From the entries below, copy every line where the string "JSON" appears.

○ ○ ○

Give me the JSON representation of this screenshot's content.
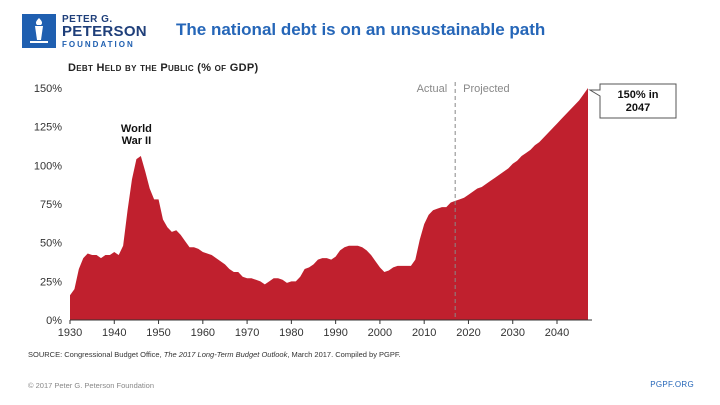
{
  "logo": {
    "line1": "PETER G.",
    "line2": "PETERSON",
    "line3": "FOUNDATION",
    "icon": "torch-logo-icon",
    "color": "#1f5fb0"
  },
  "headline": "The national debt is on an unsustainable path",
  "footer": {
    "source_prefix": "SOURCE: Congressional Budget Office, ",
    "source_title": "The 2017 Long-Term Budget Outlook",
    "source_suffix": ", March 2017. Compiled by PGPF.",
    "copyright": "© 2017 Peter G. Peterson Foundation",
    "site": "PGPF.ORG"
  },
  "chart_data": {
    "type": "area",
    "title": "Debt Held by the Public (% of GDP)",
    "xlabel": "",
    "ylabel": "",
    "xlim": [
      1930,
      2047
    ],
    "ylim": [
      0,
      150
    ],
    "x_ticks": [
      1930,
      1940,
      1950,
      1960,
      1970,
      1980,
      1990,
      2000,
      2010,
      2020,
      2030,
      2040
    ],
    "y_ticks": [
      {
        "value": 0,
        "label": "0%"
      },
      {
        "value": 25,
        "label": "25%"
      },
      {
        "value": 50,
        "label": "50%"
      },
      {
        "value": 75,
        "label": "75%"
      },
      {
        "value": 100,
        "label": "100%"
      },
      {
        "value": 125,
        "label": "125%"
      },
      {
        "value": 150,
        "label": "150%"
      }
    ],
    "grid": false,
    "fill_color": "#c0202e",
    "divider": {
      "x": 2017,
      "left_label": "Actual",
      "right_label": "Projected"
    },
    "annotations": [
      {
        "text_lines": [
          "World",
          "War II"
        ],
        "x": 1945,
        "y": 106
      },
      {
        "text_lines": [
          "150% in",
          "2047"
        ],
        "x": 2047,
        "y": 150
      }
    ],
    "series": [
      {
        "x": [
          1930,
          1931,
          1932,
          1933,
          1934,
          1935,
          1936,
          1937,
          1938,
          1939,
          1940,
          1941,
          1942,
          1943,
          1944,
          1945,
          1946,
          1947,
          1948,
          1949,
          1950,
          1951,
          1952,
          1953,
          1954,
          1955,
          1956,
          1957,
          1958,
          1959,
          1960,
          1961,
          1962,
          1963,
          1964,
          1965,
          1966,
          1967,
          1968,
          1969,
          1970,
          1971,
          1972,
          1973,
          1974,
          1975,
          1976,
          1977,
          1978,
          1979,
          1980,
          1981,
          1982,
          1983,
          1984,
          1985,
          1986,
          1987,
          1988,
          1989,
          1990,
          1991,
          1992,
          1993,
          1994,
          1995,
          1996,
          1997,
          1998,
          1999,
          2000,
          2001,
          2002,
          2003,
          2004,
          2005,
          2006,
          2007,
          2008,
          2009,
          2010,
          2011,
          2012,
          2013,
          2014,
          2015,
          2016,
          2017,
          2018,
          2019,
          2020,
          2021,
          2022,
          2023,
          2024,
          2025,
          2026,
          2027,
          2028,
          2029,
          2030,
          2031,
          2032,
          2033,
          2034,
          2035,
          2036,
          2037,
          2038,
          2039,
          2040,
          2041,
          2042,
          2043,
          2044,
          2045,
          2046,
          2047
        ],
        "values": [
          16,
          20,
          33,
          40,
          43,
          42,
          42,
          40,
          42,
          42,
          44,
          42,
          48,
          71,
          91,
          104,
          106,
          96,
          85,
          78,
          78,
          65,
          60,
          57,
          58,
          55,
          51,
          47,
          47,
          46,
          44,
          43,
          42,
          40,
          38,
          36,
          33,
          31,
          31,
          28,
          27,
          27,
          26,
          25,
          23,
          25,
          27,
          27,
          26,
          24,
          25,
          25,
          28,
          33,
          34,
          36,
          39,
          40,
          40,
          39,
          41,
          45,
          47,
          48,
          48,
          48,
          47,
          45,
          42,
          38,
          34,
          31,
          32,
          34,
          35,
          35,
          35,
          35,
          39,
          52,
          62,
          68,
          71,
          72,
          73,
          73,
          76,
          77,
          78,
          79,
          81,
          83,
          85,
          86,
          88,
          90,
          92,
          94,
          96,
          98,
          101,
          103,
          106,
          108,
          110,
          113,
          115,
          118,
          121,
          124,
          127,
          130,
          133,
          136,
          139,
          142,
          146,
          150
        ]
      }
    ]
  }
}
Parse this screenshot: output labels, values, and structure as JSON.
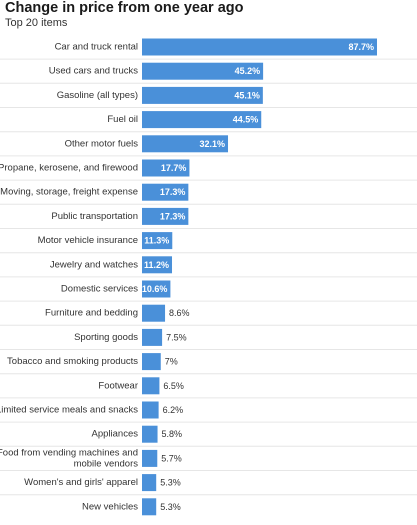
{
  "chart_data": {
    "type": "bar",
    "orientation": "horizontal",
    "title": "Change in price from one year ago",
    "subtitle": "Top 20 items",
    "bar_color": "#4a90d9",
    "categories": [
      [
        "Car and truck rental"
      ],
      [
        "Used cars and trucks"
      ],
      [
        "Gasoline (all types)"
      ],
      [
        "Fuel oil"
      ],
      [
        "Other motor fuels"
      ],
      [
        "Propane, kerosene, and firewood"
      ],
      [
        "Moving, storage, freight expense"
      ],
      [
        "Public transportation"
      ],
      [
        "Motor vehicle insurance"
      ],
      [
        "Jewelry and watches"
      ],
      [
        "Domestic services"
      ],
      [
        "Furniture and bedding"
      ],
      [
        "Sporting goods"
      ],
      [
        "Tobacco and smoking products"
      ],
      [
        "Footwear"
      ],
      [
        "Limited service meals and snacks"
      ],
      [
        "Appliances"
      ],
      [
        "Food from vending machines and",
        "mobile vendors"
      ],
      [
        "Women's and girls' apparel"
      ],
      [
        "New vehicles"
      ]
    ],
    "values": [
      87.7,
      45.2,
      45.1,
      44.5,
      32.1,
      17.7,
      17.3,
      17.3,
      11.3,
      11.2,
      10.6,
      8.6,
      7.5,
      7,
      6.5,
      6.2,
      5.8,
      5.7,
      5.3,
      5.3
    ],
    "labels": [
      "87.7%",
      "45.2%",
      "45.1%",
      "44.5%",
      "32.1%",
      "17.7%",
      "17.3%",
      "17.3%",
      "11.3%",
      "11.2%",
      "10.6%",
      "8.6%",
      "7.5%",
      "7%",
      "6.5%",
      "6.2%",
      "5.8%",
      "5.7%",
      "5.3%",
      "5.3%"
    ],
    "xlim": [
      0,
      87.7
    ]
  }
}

○ ○ ○

_OUTPUT FOR THIS TASK_:
Give me the JSON representation of this screenshot's content.
Parse this screenshot: output labels, values, and structure as JSON.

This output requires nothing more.